AIM OF THE TASK —
Pull out from the material below all lines with "Members".

RECORDS PROVIDED —
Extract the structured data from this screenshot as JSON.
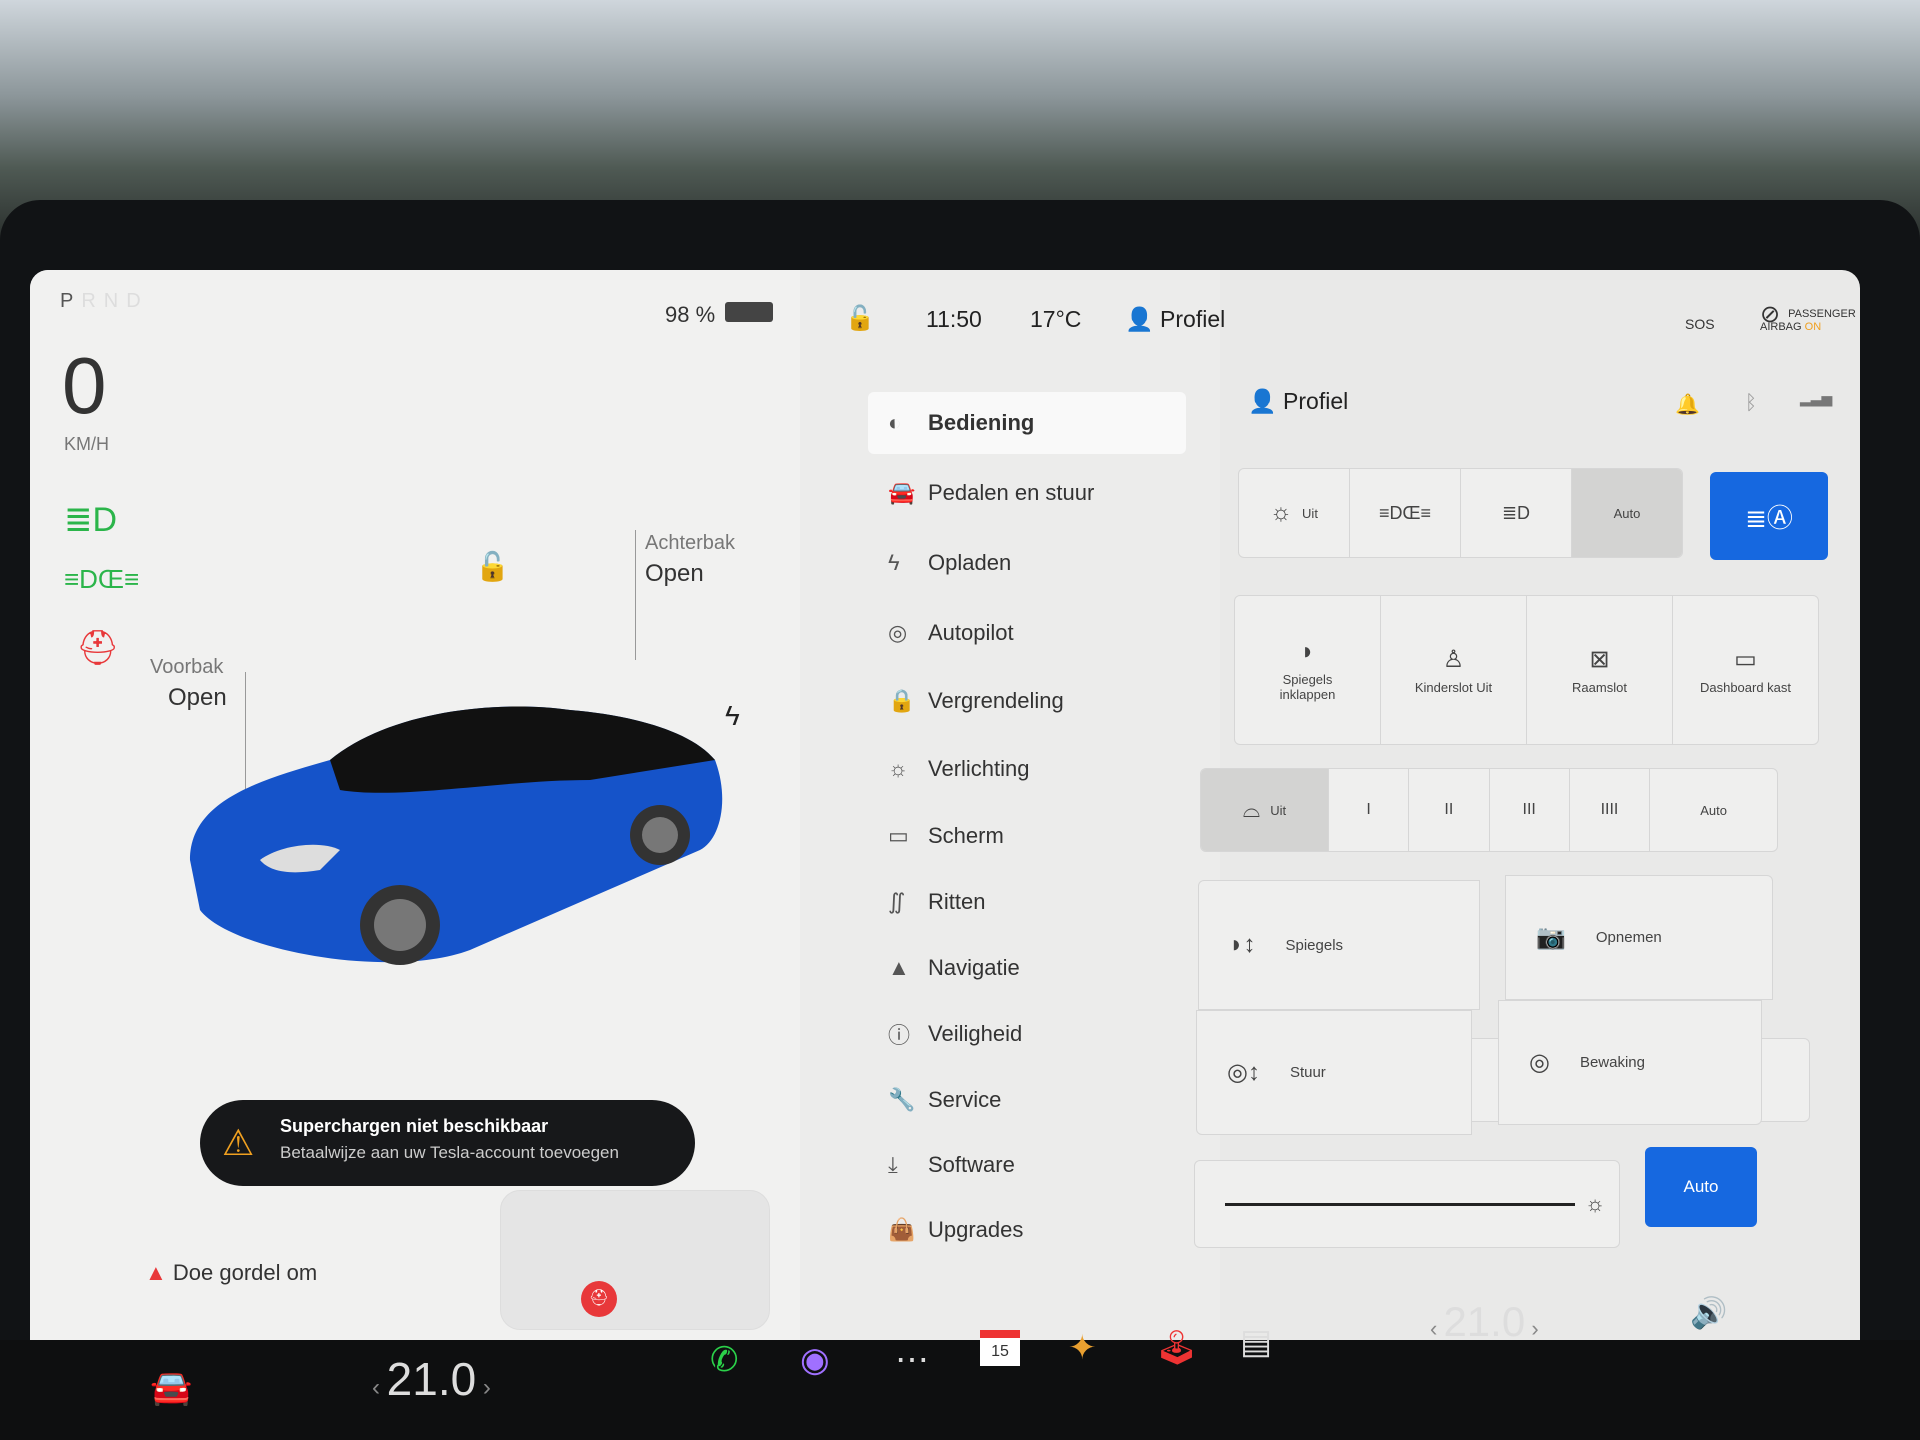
{
  "status": {
    "gear": [
      "P",
      "R",
      "N",
      "D"
    ],
    "active_gear": "P",
    "speed": "0",
    "speed_unit": "KM/H",
    "battery": "98 %",
    "battery_level": 98,
    "time": "11:50",
    "temperature": "17°C",
    "profile": "Profiel",
    "sos": "SOS",
    "airbag_line1": "PASSENGER",
    "airbag_line2": "AIRBAG",
    "airbag_state": "ON"
  },
  "car": {
    "frunk_label": "Voorbak",
    "frunk_state": "Open",
    "trunk_label": "Achterbak",
    "trunk_state": "Open",
    "body_color": "#1553c9"
  },
  "toast": {
    "title": "Superchargen niet beschikbaar",
    "message": "Betaalwijze aan uw Tesla-account toevoegen"
  },
  "seatbelt_warning": "Doe gordel om",
  "menu": [
    {
      "label": "Bediening",
      "icon": "toggle-icon"
    },
    {
      "label": "Pedalen en stuur",
      "icon": "car-icon"
    },
    {
      "label": "Opladen",
      "icon": "bolt-icon"
    },
    {
      "label": "Autopilot",
      "icon": "steering-wheel-icon"
    },
    {
      "label": "Vergrendeling",
      "icon": "lock-icon"
    },
    {
      "label": "Verlichting",
      "icon": "light-icon"
    },
    {
      "label": "Scherm",
      "icon": "display-icon"
    },
    {
      "label": "Ritten",
      "icon": "trips-icon"
    },
    {
      "label": "Navigatie",
      "icon": "navigation-icon"
    },
    {
      "label": "Veiligheid",
      "icon": "safety-icon"
    },
    {
      "label": "Service",
      "icon": "wrench-icon"
    },
    {
      "label": "Software",
      "icon": "download-icon"
    },
    {
      "label": "Upgrades",
      "icon": "bag-icon"
    }
  ],
  "panel": {
    "profile": "Profiel",
    "lights": [
      {
        "label": "Uit"
      },
      {
        "label": ""
      },
      {
        "label": ""
      },
      {
        "label": "Auto"
      }
    ],
    "quick": [
      {
        "label": "Spiegels inklappen"
      },
      {
        "label": "Kinderslot Uit"
      },
      {
        "label": "Raamslot"
      },
      {
        "label": "Dashboard kast"
      }
    ],
    "wipers": [
      "Uit",
      "I",
      "II",
      "III",
      "IIII",
      "Auto"
    ],
    "adjust": [
      {
        "label": "Spiegels"
      },
      {
        "label": "Opnemen"
      },
      {
        "label": "Stuur"
      },
      {
        "label": "Bewaking"
      }
    ],
    "brightness_auto": "Auto",
    "brightness_level": 100,
    "accent": "#1668e0"
  },
  "bottom": {
    "driver_temp": "21.0",
    "passenger_temp": "21.0",
    "calendar_day": "15"
  }
}
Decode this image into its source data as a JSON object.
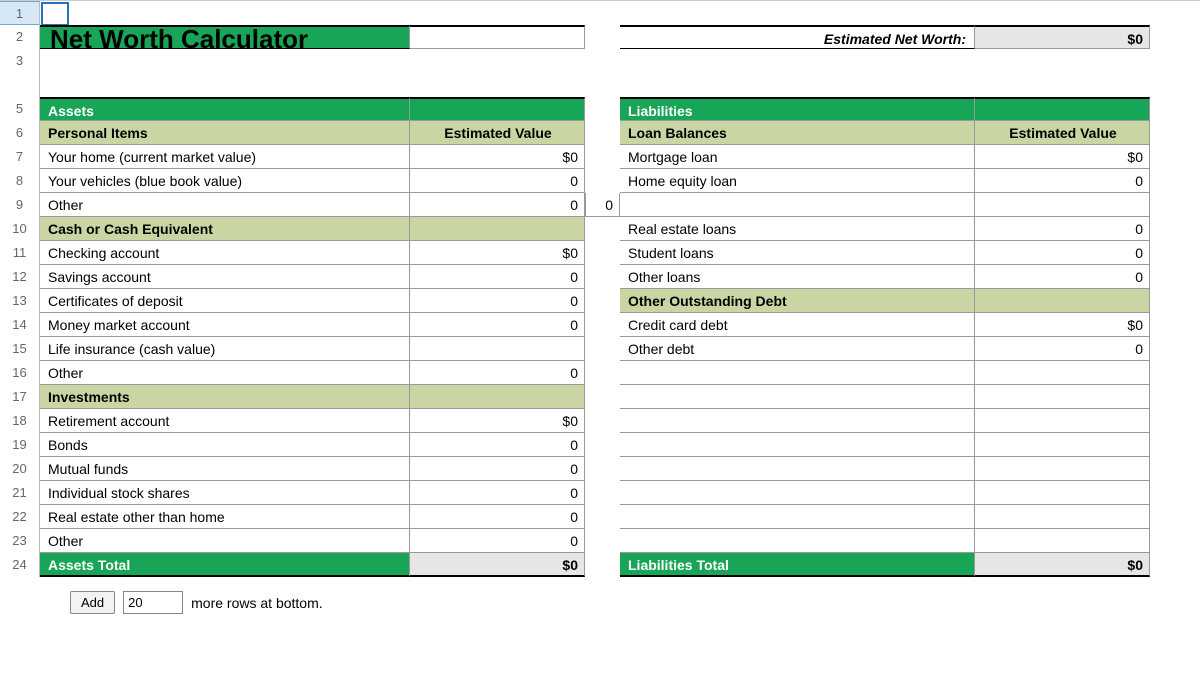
{
  "title": "Net Worth Calculator",
  "netWorth": {
    "label": "Estimated Net Worth:",
    "value": "$0"
  },
  "assets": {
    "header": "Assets",
    "total": {
      "label": "Assets Total",
      "value": "$0"
    },
    "sections": [
      {
        "name": "Personal Items",
        "valueHeader": "Estimated Value",
        "items": [
          {
            "label": "Your home (current market value)",
            "value": "$0"
          },
          {
            "label": "Your vehicles (blue book value)",
            "value": "0"
          },
          {
            "label": "Other",
            "value": "0"
          }
        ]
      },
      {
        "name": "Cash or Cash Equivalent",
        "items": [
          {
            "label": "Checking account",
            "value": "$0"
          },
          {
            "label": "Savings account",
            "value": "0"
          },
          {
            "label": "Certificates of deposit",
            "value": "0"
          },
          {
            "label": "Money market account",
            "value": "0"
          },
          {
            "label": "Life insurance (cash value)",
            "value": ""
          },
          {
            "label": "Other",
            "value": "0"
          }
        ]
      },
      {
        "name": "Investments",
        "items": [
          {
            "label": "Retirement account",
            "value": "$0"
          },
          {
            "label": "Bonds",
            "value": "0"
          },
          {
            "label": "Mutual funds",
            "value": "0"
          },
          {
            "label": "Individual stock shares",
            "value": "0"
          },
          {
            "label": "Real estate other than home",
            "value": "0"
          },
          {
            "label": "Other",
            "value": "0"
          }
        ]
      }
    ]
  },
  "liabilities": {
    "header": "Liabilities",
    "total": {
      "label": "Liabilities Total",
      "value": "$0"
    },
    "sections": [
      {
        "name": "Loan Balances",
        "valueHeader": "Estimated Value",
        "items": [
          {
            "label": "Mortgage loan",
            "value": "$0"
          },
          {
            "label": "Home equity loan",
            "value": "0"
          },
          {
            "label": "",
            "value": ""
          },
          {
            "label": "Real estate loans",
            "value": "0"
          },
          {
            "label": "Student loans",
            "value": "0"
          },
          {
            "label": "Other loans",
            "value": "0"
          }
        ]
      },
      {
        "name": "Other Outstanding Debt",
        "items": [
          {
            "label": "Credit card debt",
            "value": "$0"
          },
          {
            "label": "Other debt",
            "value": "0"
          }
        ]
      }
    ]
  },
  "midColExtra": "0",
  "addRow": {
    "button": "Add",
    "count": "20",
    "suffix": "more rows at bottom."
  },
  "rowNumbers": [
    "1",
    "2",
    "3",
    "",
    "5",
    "6",
    "7",
    "8",
    "9",
    "10",
    "11",
    "12",
    "13",
    "14",
    "15",
    "16",
    "17",
    "18",
    "19",
    "20",
    "21",
    "22",
    "23",
    "24"
  ]
}
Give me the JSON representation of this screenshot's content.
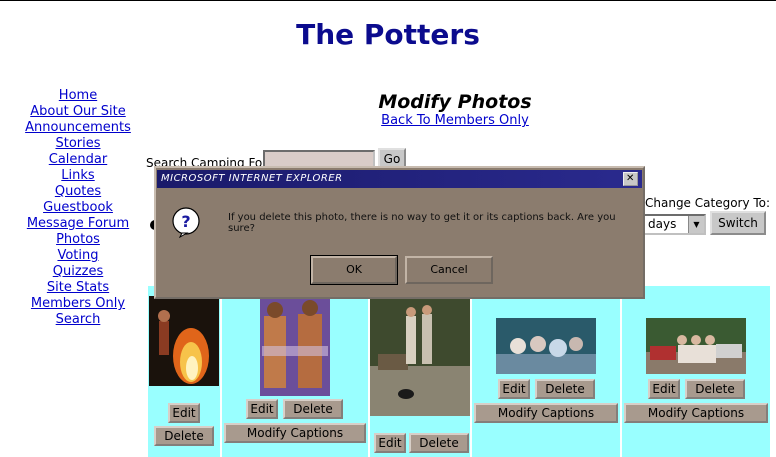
{
  "site": {
    "title": "The Potters"
  },
  "nav": {
    "items": [
      {
        "label": "Home"
      },
      {
        "label": "About Our Site"
      },
      {
        "label": "Announcements"
      },
      {
        "label": "Stories"
      },
      {
        "label": "Calendar"
      },
      {
        "label": "Links"
      },
      {
        "label": "Quotes"
      },
      {
        "label": "Guestbook"
      },
      {
        "label": "Message Forum"
      },
      {
        "label": "Photos"
      },
      {
        "label": "Voting"
      },
      {
        "label": "Quizzes"
      },
      {
        "label": "Site Stats"
      },
      {
        "label": "Members Only"
      },
      {
        "label": "Search"
      }
    ]
  },
  "page": {
    "heading": "Modify Photos",
    "back_link": "Back To Members Only"
  },
  "search": {
    "label": "Search Camping For",
    "value": "",
    "go_label": "Go"
  },
  "category": {
    "change_label": "Change Category To:",
    "selected": "days",
    "switch_label": "Switch"
  },
  "gallery": {
    "edit_label": "Edit",
    "delete_label": "Delete",
    "modify_captions_label": "Modify Captions"
  },
  "dialog": {
    "title": "MICROSOFT INTERNET EXPLORER",
    "close_glyph": "✕",
    "message": "If you delete this photo, there is no way to get it or its captions back.  Are you sure?",
    "ok_label": "OK",
    "cancel_label": "Cancel"
  },
  "colors": {
    "title_blue": "#0b0b8e",
    "link_blue": "#0000cc",
    "gallery_cyan": "#99ffff",
    "dialog_bg": "#8b7c6e"
  }
}
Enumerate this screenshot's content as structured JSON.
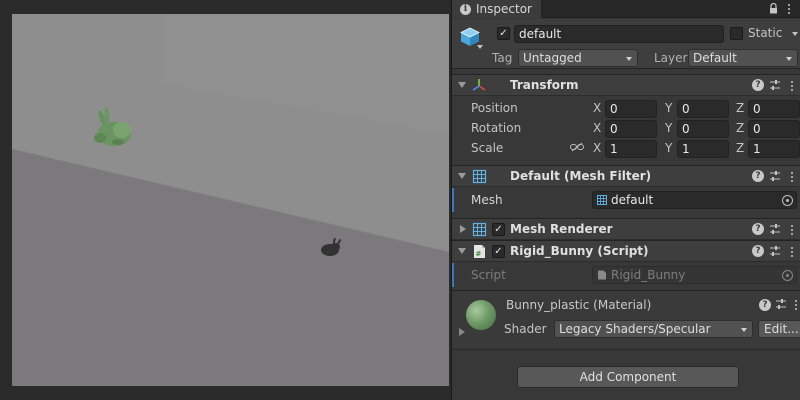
{
  "inspector": {
    "tab_label": "Inspector"
  },
  "gameobject": {
    "name": "default",
    "active": true,
    "static_label": "Static",
    "static_checked": false,
    "tag_label": "Tag",
    "tag_value": "Untagged",
    "layer_label": "Layer",
    "layer_value": "Default"
  },
  "transform": {
    "title": "Transform",
    "position_label": "Position",
    "rotation_label": "Rotation",
    "scale_label": "Scale",
    "axis_x": "X",
    "axis_y": "Y",
    "axis_z": "Z",
    "position": {
      "x": "0",
      "y": "0",
      "z": "0"
    },
    "rotation": {
      "x": "0",
      "y": "0",
      "z": "0"
    },
    "scale": {
      "x": "1",
      "y": "1",
      "z": "1"
    }
  },
  "mesh_filter": {
    "title": "Default (Mesh Filter)",
    "mesh_label": "Mesh",
    "mesh_value": "default"
  },
  "mesh_renderer": {
    "title": "Mesh Renderer",
    "enabled": true
  },
  "script_component": {
    "title": "Rigid_Bunny (Script)",
    "enabled": true,
    "script_label": "Script",
    "script_value": "Rigid_Bunny"
  },
  "material": {
    "name": "Bunny_plastic (Material)",
    "shader_label": "Shader",
    "shader_value": "Legacy Shaders/Specular",
    "edit_label": "Edit...",
    "color": "#6f9b68"
  },
  "add_component_label": "Add Component",
  "colors": {
    "accent": "#3a79bb",
    "panel": "#383838",
    "scene_background": "#8f8e8f",
    "scene_floor": "#7b797b"
  }
}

EXERCISE SOLUTION —
        "label": "Members Only"
    "back_link": "Back To Members Only"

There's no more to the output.